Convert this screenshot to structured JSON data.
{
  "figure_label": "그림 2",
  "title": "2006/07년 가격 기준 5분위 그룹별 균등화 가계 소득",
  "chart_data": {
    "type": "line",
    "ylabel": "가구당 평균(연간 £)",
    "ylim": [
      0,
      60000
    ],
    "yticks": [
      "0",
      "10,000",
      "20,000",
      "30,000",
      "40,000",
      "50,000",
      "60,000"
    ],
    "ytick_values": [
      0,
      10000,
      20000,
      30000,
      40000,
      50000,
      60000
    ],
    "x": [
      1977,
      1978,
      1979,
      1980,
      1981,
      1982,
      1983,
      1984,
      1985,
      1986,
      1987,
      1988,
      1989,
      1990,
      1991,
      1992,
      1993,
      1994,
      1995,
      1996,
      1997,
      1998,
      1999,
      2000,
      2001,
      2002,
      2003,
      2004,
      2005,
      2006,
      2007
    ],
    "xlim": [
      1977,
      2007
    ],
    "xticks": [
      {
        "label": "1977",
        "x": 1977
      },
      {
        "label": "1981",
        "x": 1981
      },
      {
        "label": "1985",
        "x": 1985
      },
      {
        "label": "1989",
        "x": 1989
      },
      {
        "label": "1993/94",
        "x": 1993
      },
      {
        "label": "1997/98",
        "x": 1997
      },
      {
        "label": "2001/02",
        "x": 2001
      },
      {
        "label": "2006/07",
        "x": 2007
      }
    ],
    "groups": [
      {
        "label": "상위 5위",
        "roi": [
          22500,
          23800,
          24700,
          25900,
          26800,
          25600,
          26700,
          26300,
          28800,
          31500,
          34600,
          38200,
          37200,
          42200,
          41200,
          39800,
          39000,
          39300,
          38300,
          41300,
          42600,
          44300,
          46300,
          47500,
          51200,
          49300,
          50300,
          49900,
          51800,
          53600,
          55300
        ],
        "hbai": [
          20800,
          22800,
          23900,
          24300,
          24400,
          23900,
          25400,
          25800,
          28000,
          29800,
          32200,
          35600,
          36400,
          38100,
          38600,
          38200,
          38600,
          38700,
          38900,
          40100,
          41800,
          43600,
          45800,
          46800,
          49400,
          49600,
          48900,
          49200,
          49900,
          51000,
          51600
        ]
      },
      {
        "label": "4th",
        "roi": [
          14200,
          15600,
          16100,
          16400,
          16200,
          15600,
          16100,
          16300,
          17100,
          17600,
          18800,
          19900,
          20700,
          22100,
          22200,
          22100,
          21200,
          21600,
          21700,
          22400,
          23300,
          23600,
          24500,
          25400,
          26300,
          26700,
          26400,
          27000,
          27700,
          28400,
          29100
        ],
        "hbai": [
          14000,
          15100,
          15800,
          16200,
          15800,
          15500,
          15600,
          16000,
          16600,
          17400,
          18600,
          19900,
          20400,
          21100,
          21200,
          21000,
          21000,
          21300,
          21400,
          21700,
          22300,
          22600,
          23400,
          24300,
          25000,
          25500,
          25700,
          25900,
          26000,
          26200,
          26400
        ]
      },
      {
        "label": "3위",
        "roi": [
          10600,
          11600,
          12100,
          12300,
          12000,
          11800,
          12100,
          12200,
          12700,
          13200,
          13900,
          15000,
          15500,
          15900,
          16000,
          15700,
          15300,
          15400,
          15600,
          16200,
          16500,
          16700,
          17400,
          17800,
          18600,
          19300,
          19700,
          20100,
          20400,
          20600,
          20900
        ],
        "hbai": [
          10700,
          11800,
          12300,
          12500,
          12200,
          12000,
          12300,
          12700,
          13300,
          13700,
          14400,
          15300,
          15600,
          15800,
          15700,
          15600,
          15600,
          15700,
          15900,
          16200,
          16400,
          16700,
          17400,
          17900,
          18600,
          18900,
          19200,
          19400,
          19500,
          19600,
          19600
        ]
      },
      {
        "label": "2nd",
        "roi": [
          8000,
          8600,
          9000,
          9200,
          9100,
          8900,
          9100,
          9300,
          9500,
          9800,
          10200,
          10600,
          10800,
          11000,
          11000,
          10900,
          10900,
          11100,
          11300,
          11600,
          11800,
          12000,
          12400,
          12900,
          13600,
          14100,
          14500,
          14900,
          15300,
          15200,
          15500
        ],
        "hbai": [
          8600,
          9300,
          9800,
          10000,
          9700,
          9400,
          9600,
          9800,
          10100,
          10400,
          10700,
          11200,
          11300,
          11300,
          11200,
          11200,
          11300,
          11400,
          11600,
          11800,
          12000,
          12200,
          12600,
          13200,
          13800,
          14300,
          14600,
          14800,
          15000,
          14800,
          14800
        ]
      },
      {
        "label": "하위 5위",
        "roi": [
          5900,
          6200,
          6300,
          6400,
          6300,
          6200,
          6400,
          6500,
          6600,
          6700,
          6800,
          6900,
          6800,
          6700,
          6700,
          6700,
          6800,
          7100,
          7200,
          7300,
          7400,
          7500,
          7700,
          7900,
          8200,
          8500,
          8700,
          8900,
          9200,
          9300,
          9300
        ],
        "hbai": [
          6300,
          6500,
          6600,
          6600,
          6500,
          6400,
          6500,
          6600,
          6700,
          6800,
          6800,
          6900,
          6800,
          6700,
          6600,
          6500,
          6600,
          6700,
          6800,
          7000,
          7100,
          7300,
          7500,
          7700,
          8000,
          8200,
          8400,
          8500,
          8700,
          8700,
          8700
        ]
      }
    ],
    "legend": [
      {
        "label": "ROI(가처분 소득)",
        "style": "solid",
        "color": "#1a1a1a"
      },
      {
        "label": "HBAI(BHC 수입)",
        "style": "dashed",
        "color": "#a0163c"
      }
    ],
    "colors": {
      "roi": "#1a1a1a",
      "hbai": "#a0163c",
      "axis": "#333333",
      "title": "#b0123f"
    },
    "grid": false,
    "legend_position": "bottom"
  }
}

## Exercise description
Copy out every line from the records that has the word "title".

## Response for this exercise
  "title": "2006/07년 가격 기준 5분위 그룹별 균등화 가계 소득",
      "title": "#b0123f"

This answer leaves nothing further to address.